Begin Selected excerpt

Where NUMBER-OF-STEPS is the number of steps to run (1 step should result in all PR0’s), NUMBER-OF-PAGES is the number of pages to assume, INPUT-FILE is a file of “link-source<tab>destination” lines, OUTPUT-DIRECTORY is a directory to put the results of all steps and the final output, and the optional PREFIX is the prefix to pass to grep-mapper to extract from the last iteration of the MapReduce job. (If none is supplied, the grep mapper will not run.)

 

pagerank-ec2.sh is a shell script suitable for running your compiled PageRank program on a cluster on EC2, similar to the script we used to run wordcount + sort in the EC2 lab

Supplied program

grep-mapper.c contains finished code for a mapper that pass through keys starting with a string specified by an environment variable. The shell scripts will use this to postprocess your output to extract the page rank of a particular set of websites.

 

Note on Environment Variables used by Templates

Our template code receives values like the number of pages and whether it is the first or last step through environment variables. It supplies the necessary values of these environment variables through local variables in the PageRank reducer and combiner templates. The environment variables are:

 

  1. FIRST_STEP: set to the string “true” if and only if executing the first iteration of the pagerank computation;
  2. LAST_STEP: set to the string “true” if and only if executing the last iteration of the pagerank computation;
  3. PAGES: set to the number of pages passed as an argument to our runner scripts.

 

Testing your Reducer/Combiner Alone

To test your mapper or reducer or combiner program at the command-line, you can pass environment variables and supply input using something like:

        

        PAGES=10 FIRST_STEP=true ./pagerank-reducer <test.reducer.in

 

(where test.reducer.in is your test input input file, with the key-value pairs for the same key placed next to each other.) As with the wordcount-mapper and wordcount-reducer program we used in lab, the PageRank mapper and reducer input is in the form “key\tvalue” (one per line) and output is in the form “key\tvalue” (one per line). (\t represents a literal tab character. Other types of whitespace will not work.)

End Selected excerpt
Begin Recorded data

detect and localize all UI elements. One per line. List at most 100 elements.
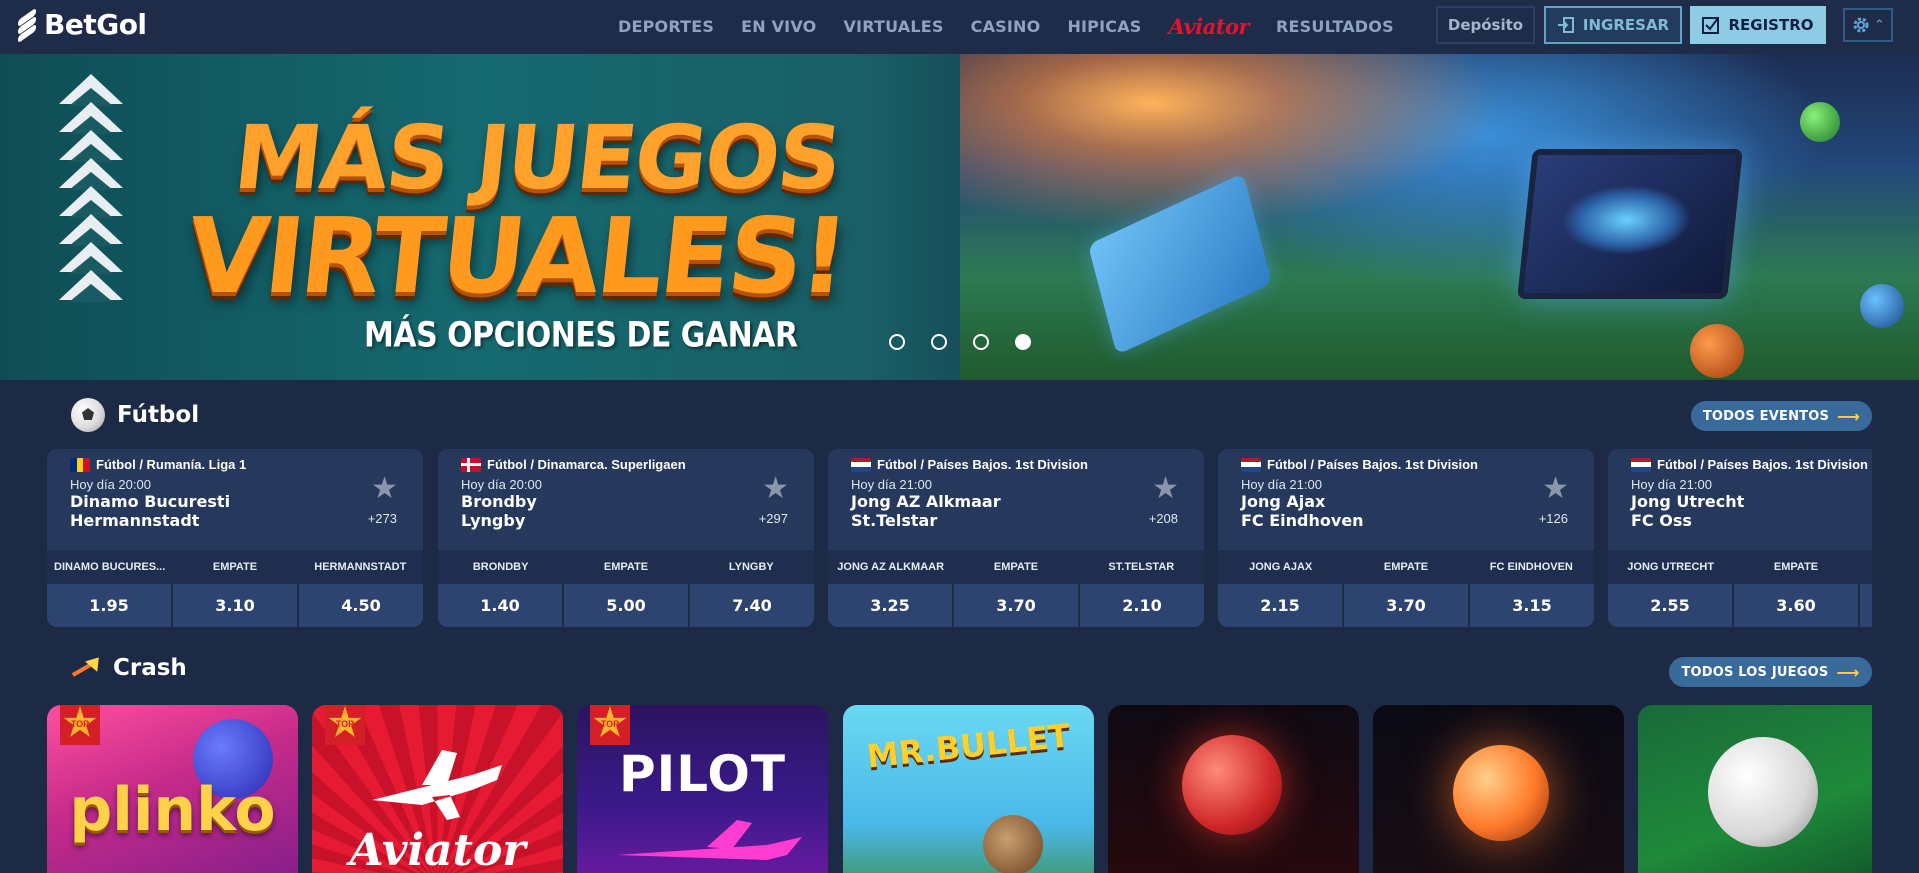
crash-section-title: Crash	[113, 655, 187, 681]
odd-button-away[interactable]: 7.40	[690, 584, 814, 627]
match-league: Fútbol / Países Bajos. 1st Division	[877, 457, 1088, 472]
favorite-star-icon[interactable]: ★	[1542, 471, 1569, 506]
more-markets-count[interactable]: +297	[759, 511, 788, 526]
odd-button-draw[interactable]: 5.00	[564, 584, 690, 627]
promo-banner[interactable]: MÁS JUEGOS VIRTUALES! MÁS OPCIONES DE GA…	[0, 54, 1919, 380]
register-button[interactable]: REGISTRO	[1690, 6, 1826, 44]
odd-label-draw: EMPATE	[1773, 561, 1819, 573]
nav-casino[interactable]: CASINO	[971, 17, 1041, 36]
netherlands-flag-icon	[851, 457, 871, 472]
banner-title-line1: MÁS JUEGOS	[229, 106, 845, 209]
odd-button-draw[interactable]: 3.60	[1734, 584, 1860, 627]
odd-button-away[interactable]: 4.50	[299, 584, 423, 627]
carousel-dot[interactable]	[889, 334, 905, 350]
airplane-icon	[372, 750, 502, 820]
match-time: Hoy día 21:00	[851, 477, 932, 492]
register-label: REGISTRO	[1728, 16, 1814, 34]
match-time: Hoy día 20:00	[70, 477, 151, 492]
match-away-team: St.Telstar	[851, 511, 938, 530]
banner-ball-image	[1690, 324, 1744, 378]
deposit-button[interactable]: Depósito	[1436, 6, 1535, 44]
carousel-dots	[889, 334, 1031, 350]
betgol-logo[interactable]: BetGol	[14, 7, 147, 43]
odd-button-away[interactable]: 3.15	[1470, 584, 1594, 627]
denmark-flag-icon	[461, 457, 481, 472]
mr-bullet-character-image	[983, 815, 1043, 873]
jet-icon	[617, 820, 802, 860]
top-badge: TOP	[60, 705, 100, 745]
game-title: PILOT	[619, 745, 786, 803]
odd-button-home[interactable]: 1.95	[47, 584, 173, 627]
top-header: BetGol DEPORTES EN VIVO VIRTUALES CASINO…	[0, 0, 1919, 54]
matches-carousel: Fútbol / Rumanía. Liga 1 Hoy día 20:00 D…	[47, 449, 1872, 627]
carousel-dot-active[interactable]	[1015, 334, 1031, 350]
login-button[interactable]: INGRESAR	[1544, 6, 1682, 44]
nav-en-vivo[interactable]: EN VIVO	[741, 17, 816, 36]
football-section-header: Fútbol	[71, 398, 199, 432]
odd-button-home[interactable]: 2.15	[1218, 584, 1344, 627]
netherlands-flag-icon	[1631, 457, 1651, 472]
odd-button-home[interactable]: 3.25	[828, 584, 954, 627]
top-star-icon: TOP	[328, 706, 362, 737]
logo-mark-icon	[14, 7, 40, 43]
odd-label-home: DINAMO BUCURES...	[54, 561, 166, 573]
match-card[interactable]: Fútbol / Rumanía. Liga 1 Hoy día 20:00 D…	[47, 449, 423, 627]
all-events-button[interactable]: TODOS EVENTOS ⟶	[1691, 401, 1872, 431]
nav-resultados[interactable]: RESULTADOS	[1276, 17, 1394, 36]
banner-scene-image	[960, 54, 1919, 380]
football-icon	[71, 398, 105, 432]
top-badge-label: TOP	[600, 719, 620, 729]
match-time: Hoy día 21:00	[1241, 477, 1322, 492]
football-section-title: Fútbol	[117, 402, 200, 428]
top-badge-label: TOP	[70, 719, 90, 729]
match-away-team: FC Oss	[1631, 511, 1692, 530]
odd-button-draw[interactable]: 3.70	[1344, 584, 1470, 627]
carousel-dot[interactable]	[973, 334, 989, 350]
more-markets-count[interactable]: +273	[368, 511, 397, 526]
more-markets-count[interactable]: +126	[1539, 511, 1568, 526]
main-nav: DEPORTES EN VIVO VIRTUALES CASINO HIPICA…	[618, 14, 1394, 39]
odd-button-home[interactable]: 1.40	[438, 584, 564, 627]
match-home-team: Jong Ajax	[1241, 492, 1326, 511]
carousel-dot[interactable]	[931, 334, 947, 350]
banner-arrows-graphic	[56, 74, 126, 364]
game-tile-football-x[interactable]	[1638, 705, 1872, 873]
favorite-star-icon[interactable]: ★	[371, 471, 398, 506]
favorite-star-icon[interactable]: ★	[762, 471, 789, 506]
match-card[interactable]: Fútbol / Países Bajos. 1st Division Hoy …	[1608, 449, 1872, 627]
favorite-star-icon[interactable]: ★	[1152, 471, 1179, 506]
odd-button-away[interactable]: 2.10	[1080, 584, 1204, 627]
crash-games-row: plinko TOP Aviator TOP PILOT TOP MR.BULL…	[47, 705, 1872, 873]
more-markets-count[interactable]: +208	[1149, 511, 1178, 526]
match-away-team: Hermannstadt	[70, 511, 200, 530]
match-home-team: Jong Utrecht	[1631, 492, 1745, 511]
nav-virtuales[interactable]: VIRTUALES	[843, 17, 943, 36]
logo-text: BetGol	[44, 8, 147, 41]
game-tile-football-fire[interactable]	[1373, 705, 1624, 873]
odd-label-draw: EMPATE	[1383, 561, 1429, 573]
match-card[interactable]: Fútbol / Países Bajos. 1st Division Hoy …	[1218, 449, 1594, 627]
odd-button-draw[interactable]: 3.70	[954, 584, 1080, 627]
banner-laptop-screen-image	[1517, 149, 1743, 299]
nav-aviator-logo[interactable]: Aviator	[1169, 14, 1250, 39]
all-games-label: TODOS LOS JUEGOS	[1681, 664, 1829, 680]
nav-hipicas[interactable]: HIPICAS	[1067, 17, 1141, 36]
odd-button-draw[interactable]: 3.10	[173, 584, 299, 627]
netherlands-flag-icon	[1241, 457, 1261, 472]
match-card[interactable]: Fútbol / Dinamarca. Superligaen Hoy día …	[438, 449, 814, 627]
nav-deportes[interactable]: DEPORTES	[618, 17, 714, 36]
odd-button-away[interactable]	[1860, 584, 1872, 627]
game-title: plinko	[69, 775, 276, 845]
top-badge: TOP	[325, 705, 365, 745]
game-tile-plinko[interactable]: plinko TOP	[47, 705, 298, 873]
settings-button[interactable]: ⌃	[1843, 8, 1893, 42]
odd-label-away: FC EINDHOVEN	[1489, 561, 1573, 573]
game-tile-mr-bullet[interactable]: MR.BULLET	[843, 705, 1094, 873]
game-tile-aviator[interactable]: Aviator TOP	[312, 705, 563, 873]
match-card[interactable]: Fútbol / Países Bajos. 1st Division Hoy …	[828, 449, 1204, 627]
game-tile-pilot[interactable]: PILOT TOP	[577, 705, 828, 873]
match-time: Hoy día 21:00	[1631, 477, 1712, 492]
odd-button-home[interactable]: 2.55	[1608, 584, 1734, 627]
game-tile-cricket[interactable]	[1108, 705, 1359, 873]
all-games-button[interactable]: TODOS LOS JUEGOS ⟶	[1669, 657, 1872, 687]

End Recorded data

## What is being asked
Write out the passage of the PageRank assignment text starting at "(where test.reducer.in is" and ending at "will not work.)", changing "whitespace" to "space characters".

## Exercise solution
(where test.reducer.in is your test input input file, with the key-value pairs for the same key placed next to each other.) As with the wordcount-mapper and wordcount-reducer program we used in lab, the PageRank mapper and reducer input is in the form “key\tvalue” (one per line) and output is in the form “key\tvalue” (one per line). (\t represents a literal tab character. Other types of space characters will not work.)